### To be done:
Copy each record exactly as it reads, leaving out any pictures it holds.

### Data excerpts:

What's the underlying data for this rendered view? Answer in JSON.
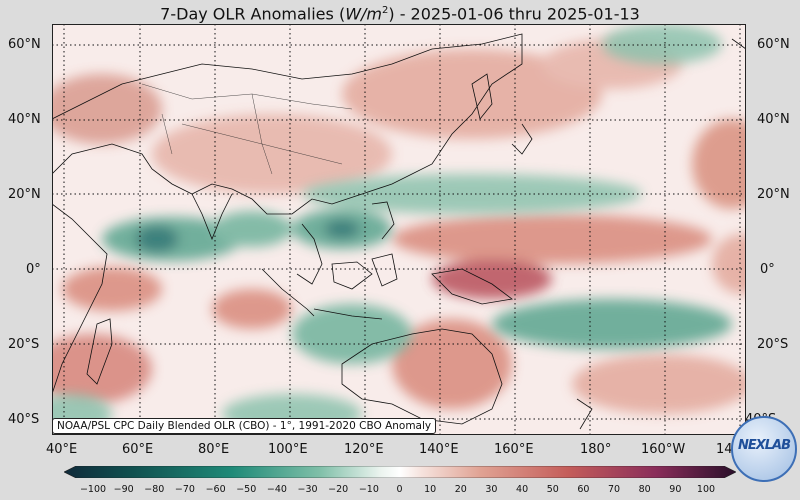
{
  "title_prefix": "7-Day OLR Anomalies (",
  "title_unit": "W/m",
  "title_unit_exp": "2",
  "title_suffix": ") - 2025-01-06 thru 2025-01-13",
  "lat_labels_left": [
    "60°N",
    "40°N",
    "20°N",
    "0°",
    "20°S",
    "40°S"
  ],
  "lat_labels_right": [
    "60°N",
    "40°N",
    "20°N",
    "0°",
    "20°S",
    "40°S"
  ],
  "lon_labels": [
    "40°E",
    "60°E",
    "80°E",
    "100°E",
    "120°E",
    "140°E",
    "160°E",
    "180°",
    "160°W",
    "14"
  ],
  "credit": "NOAA/PSL CPC Daily Blended OLR (CBO) - 1°, 1991-2020 CBO Anomaly",
  "colorbar_ticks": [
    "−100",
    "−90",
    "−80",
    "−70",
    "−60",
    "−50",
    "−40",
    "−30",
    "−20",
    "−10",
    "0",
    "10",
    "20",
    "30",
    "40",
    "50",
    "60",
    "70",
    "80",
    "90",
    "100"
  ],
  "logo_text": "NEXLAB",
  "colors": {
    "negative_strong": "#0f4a4a",
    "negative": "#1a8a70",
    "neutral": "#f8ecea",
    "positive": "#c8665a",
    "positive_strong": "#5a0f3a"
  }
}
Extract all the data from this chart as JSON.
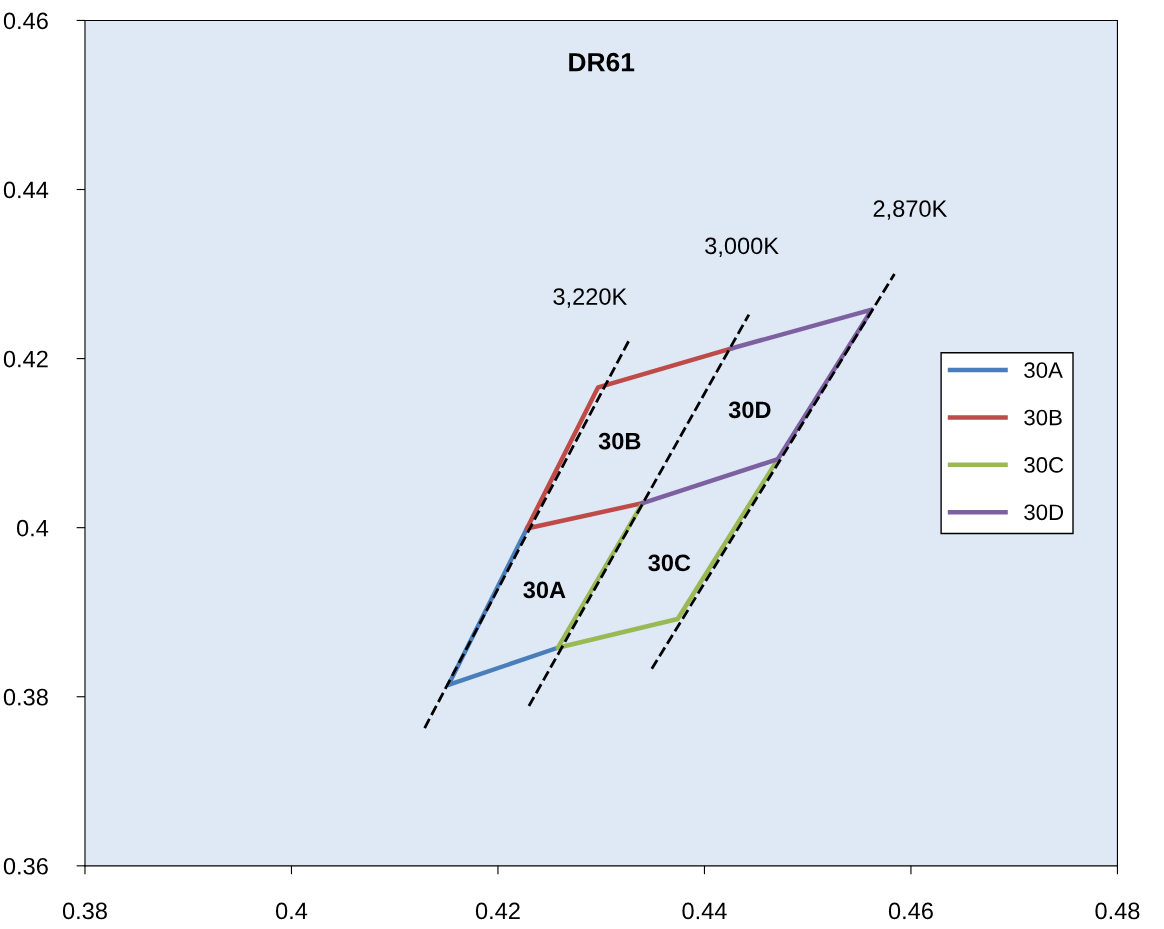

### Expected output:
What's the underlying data for this rendered view? Answer in JSON.
{
  "title_prefix": "7-Day OLR Anomalies (",
  "title_unit": "W/m",
  "title_unit_exp": "2",
  "title_suffix": ") - 2025-01-06 thru 2025-01-13",
  "lat_labels_left": [
    "60°N",
    "40°N",
    "20°N",
    "0°",
    "20°S",
    "40°S"
  ],
  "lat_labels_right": [
    "60°N",
    "40°N",
    "20°N",
    "0°",
    "20°S",
    "40°S"
  ],
  "lon_labels": [
    "40°E",
    "60°E",
    "80°E",
    "100°E",
    "120°E",
    "140°E",
    "160°E",
    "180°",
    "160°W",
    "14"
  ],
  "credit": "NOAA/PSL CPC Daily Blended OLR (CBO) - 1°, 1991-2020 CBO Anomaly",
  "colorbar_ticks": [
    "−100",
    "−90",
    "−80",
    "−70",
    "−60",
    "−50",
    "−40",
    "−30",
    "−20",
    "−10",
    "0",
    "10",
    "20",
    "30",
    "40",
    "50",
    "60",
    "70",
    "80",
    "90",
    "100"
  ],
  "logo_text": "NEXLAB",
  "colors": {
    "negative_strong": "#0f4a4a",
    "negative": "#1a8a70",
    "neutral": "#f8ecea",
    "positive": "#c8665a",
    "positive_strong": "#5a0f3a"
  }
}
Extract all the data from this chart as JSON.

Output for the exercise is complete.